> _Direction_: Write each record again exactly as it stands.

○ ○ ○ ○ ○ ○ ○

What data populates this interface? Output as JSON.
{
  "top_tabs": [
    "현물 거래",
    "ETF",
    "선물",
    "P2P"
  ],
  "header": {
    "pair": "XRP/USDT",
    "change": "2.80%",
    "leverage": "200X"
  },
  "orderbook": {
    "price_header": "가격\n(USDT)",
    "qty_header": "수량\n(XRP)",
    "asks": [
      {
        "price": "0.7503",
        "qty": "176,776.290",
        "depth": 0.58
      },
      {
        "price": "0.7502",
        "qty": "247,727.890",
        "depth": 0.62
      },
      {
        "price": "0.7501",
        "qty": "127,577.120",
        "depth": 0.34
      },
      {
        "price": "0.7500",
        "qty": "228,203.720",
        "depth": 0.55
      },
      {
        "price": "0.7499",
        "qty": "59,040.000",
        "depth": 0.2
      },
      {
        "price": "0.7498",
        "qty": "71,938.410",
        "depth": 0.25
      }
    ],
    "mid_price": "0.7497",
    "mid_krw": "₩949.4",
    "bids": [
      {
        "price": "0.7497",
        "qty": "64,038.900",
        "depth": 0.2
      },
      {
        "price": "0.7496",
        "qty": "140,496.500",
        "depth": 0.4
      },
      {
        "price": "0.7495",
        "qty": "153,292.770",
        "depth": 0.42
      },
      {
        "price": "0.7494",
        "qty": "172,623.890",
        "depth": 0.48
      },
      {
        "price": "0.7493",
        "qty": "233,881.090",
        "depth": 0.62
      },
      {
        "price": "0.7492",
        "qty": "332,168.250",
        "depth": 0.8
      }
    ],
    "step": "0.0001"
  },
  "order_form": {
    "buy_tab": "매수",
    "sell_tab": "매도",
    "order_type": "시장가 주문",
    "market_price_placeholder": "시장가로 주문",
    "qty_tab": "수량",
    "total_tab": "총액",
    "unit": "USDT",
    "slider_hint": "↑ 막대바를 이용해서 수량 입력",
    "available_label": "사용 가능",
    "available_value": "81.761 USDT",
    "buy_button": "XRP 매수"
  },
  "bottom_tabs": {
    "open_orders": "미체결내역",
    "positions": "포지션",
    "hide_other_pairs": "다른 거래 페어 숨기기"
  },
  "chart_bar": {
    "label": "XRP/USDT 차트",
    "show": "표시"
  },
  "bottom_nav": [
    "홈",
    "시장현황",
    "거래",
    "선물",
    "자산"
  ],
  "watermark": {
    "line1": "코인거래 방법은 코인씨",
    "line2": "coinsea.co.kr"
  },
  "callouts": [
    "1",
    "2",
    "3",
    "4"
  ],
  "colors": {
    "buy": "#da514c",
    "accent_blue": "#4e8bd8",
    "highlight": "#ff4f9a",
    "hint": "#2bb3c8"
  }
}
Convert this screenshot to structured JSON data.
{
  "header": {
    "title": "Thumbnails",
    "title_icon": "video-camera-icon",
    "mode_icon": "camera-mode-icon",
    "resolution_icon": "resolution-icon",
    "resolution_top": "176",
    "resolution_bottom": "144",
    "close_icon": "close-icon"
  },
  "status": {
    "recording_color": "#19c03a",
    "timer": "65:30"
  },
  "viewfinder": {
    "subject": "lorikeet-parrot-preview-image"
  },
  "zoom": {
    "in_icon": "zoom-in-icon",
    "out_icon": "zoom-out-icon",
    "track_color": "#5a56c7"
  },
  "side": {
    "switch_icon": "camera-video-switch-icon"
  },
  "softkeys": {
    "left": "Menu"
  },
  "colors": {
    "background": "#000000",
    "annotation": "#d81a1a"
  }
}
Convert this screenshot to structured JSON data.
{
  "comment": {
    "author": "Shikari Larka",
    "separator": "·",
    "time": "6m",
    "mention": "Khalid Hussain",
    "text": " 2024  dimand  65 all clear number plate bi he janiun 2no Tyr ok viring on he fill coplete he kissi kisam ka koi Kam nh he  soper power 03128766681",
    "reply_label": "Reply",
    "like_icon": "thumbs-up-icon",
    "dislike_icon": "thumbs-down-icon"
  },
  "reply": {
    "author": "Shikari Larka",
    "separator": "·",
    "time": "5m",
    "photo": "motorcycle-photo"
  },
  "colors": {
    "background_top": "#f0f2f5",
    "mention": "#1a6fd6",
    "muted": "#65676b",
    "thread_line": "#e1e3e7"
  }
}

○ ○ ○ ○ ○ ○ ○

> _Task result_:
What data populates this interface? Output as JSON.
{
  "top_tabs": [
    "현물 거래",
    "ETF",
    "선물",
    "P2P"
  ],
  "header": {
    "pair": "XRP/USDT",
    "change": "2.80%",
    "leverage": "200X"
  },
  "orderbook": {
    "price_header": "가격\n(USDT)",
    "qty_header": "수량\n(XRP)",
    "asks": [
      {
        "price": "0.7503",
        "qty": "176,776.290",
        "depth": 0.58
      },
      {
        "price": "0.7502",
        "qty": "247,727.890",
        "depth": 0.62
      },
      {
        "price": "0.7501",
        "qty": "127,577.120",
        "depth": 0.34
      },
      {
        "price": "0.7500",
        "qty": "228,203.720",
        "depth": 0.55
      },
      {
        "price": "0.7499",
        "qty": "59,040.000",
        "depth": 0.2
      },
      {
        "price": "0.7498",
        "qty": "71,938.410",
        "depth": 0.25
      }
    ],
    "mid_price": "0.7497",
    "mid_krw": "₩949.4",
    "bids": [
      {
        "price": "0.7497",
        "qty": "64,038.900",
        "depth": 0.2
      },
      {
        "price": "0.7496",
        "qty": "140,496.500",
        "depth": 0.4
      },
      {
        "price": "0.7495",
        "qty": "153,292.770",
        "depth": 0.42
      },
      {
        "price": "0.7494",
        "qty": "172,623.890",
        "depth": 0.48
      },
      {
        "price": "0.7493",
        "qty": "233,881.090",
        "depth": 0.62
      },
      {
        "price": "0.7492",
        "qty": "332,168.250",
        "depth": 0.8
      }
    ],
    "step": "0.0001"
  },
  "order_form": {
    "buy_tab": "매수",
    "sell_tab": "매도",
    "order_type": "시장가 주문",
    "market_price_placeholder": "시장가로 주문",
    "qty_tab": "수량",
    "total_tab": "총액",
    "unit": "USDT",
    "slider_hint": "↑ 막대바를 이용해서 수량 입력",
    "available_label": "사용 가능",
    "available_value": "81.761 USDT",
    "buy_button": "XRP 매수"
  },
  "bottom_tabs": {
    "open_orders": "미체결내역",
    "positions": "포지션",
    "hide_other_pairs": "다른 거래 페어 숨기기"
  },
  "chart_bar": {
    "label": "XRP/USDT 차트",
    "show": "표시"
  },
  "bottom_nav": [
    "홈",
    "시장현황",
    "거래",
    "선물",
    "자산"
  ],
  "watermark": {
    "line1": "코인거래 방법은 코인씨",
    "line2": "coinsea.co.kr"
  },
  "callouts": [
    "1",
    "2",
    "3",
    "4"
  ],
  "colors": {
    "buy": "#da514c",
    "accent_blue": "#4e8bd8",
    "highlight": "#ff4f9a",
    "hint": "#2bb3c8"
  }
}
Convert this screenshot to structured JSON data.
{
  "header": {
    "title": "Thumbnails",
    "title_icon": "video-camera-icon",
    "mode_icon": "camera-mode-icon",
    "resolution_icon": "resolution-icon",
    "resolution_top": "176",
    "resolution_bottom": "144",
    "close_icon": "close-icon"
  },
  "status": {
    "recording_color": "#19c03a",
    "timer": "65:30"
  },
  "viewfinder": {
    "subject": "lorikeet-parrot-preview-image"
  },
  "zoom": {
    "in_icon": "zoom-in-icon",
    "out_icon": "zoom-out-icon",
    "track_color": "#5a56c7"
  },
  "side": {
    "switch_icon": "camera-video-switch-icon"
  },
  "softkeys": {
    "left": "Menu"
  },
  "colors": {
    "background": "#000000",
    "annotation": "#d81a1a"
  }
}
Convert this screenshot to structured JSON data.
{
  "comment": {
    "author": "Shikari Larka",
    "separator": "·",
    "time": "6m",
    "mention": "Khalid Hussain",
    "text": " 2024  dimand  65 all clear number plate bi he janiun 2no Tyr ok viring on he fill coplete he kissi kisam ka koi Kam nh he  soper power 03128766681",
    "reply_label": "Reply",
    "like_icon": "thumbs-up-icon",
    "dislike_icon": "thumbs-down-icon"
  },
  "reply": {
    "author": "Shikari Larka",
    "separator": "·",
    "time": "5m",
    "photo": "motorcycle-photo"
  },
  "colors": {
    "background_top": "#f0f2f5",
    "mention": "#1a6fd6",
    "muted": "#65676b",
    "thread_line": "#e1e3e7"
  }
}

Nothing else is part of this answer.